··· Dataset entries ···

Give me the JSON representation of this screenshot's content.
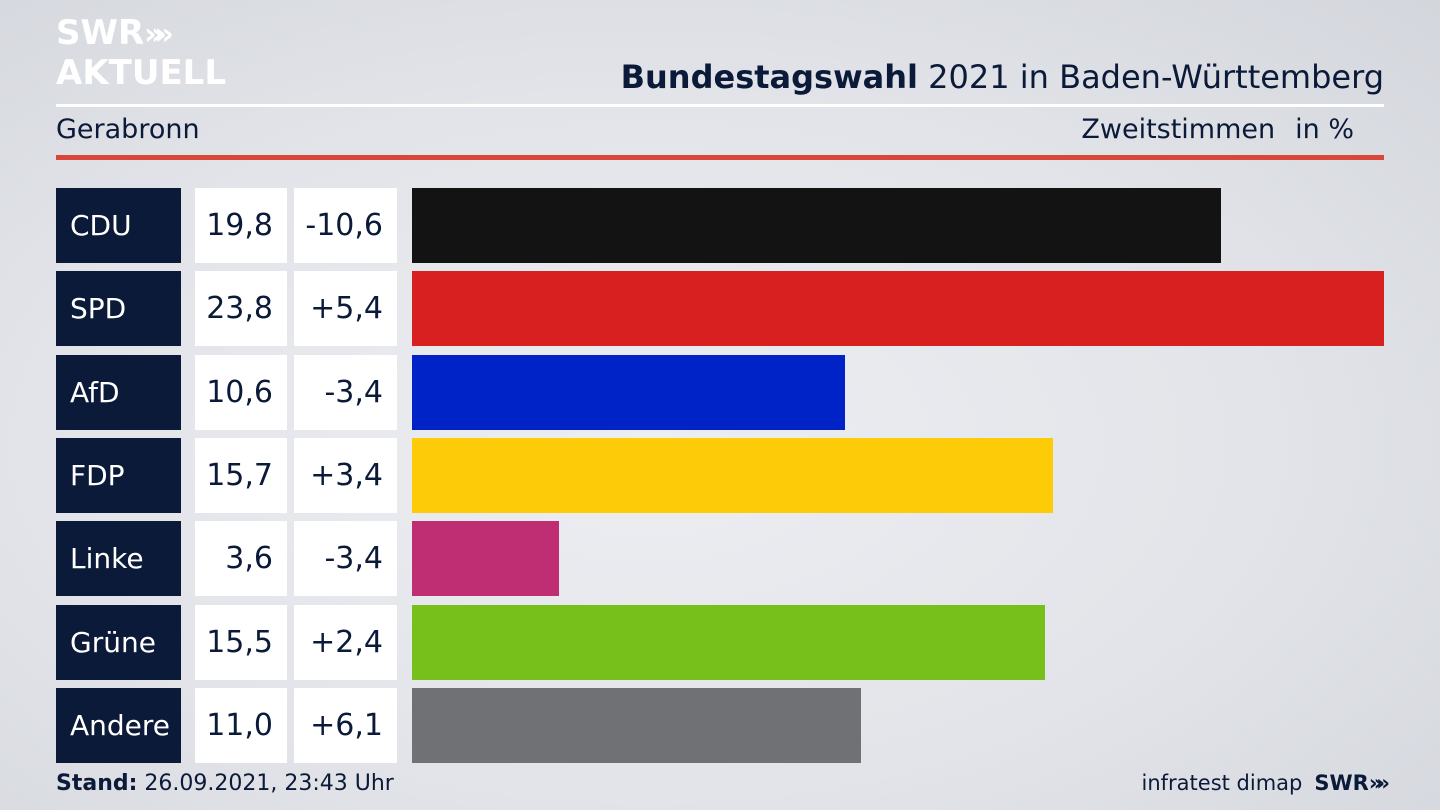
{
  "branding": {
    "logo_line1": "SWR",
    "logo_line2": "AKTUELL",
    "logo_chevrons": "»",
    "footer_source": "infratest dimap",
    "footer_logo": "SWR",
    "footer_chevrons": "»"
  },
  "header": {
    "title_bold": "Bundestagswahl",
    "title_rest": "2021 in Baden-Württemberg",
    "region": "Gerabronn",
    "measure": "Zweitstimmen",
    "unit": "in %"
  },
  "footer": {
    "stand_label": "Stand:",
    "stand_value": "26.09.2021, 23:43 Uhr"
  },
  "chart_data": {
    "type": "bar",
    "orientation": "horizontal",
    "title": "Bundestagswahl 2021 in Baden-Württemberg",
    "subtitle": "Gerabronn",
    "xlabel": "Zweitstimmen",
    "ylabel": "in %",
    "xlim": [
      0,
      23.8
    ],
    "grid": false,
    "categories": [
      "CDU",
      "SPD",
      "AfD",
      "FDP",
      "Linke",
      "Grüne",
      "Andere"
    ],
    "values": [
      19.8,
      23.8,
      10.6,
      15.7,
      3.6,
      15.5,
      11.0
    ],
    "value_labels": [
      "19,8",
      "23,8",
      "10,6",
      "15,7",
      "3,6",
      "15,5",
      "11,0"
    ],
    "change_labels": [
      "-10,6",
      "+5,4",
      "-3,4",
      "+3,4",
      "-3,4",
      "+2,4",
      "+6,1"
    ],
    "changes": [
      -10.6,
      5.4,
      -3.4,
      3.4,
      -3.4,
      2.4,
      6.1
    ],
    "colors": [
      "#131313",
      "#d7201f",
      "#0023c8",
      "#fecb09",
      "#bf2d72",
      "#77bf1a",
      "#707174"
    ]
  }
}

···

The task:
Go through the entries above and print each one exactly, minus the pictures.

Reply:
Give me the JSON representation of this screenshot's content.
{
  "branding": {
    "logo_line1": "SWR",
    "logo_line2": "AKTUELL",
    "logo_chevrons": "»",
    "footer_source": "infratest dimap",
    "footer_logo": "SWR",
    "footer_chevrons": "»"
  },
  "header": {
    "title_bold": "Bundestagswahl",
    "title_rest": "2021 in Baden-Württemberg",
    "region": "Gerabronn",
    "measure": "Zweitstimmen",
    "unit": "in %"
  },
  "footer": {
    "stand_label": "Stand:",
    "stand_value": "26.09.2021, 23:43 Uhr"
  },
  "chart_data": {
    "type": "bar",
    "orientation": "horizontal",
    "title": "Bundestagswahl 2021 in Baden-Württemberg",
    "subtitle": "Gerabronn",
    "xlabel": "Zweitstimmen",
    "ylabel": "in %",
    "xlim": [
      0,
      23.8
    ],
    "grid": false,
    "categories": [
      "CDU",
      "SPD",
      "AfD",
      "FDP",
      "Linke",
      "Grüne",
      "Andere"
    ],
    "values": [
      19.8,
      23.8,
      10.6,
      15.7,
      3.6,
      15.5,
      11.0
    ],
    "value_labels": [
      "19,8",
      "23,8",
      "10,6",
      "15,7",
      "3,6",
      "15,5",
      "11,0"
    ],
    "change_labels": [
      "-10,6",
      "+5,4",
      "-3,4",
      "+3,4",
      "-3,4",
      "+2,4",
      "+6,1"
    ],
    "changes": [
      -10.6,
      5.4,
      -3.4,
      3.4,
      -3.4,
      2.4,
      6.1
    ],
    "colors": [
      "#131313",
      "#d7201f",
      "#0023c8",
      "#fecb09",
      "#bf2d72",
      "#77bf1a",
      "#707174"
    ]
  }
}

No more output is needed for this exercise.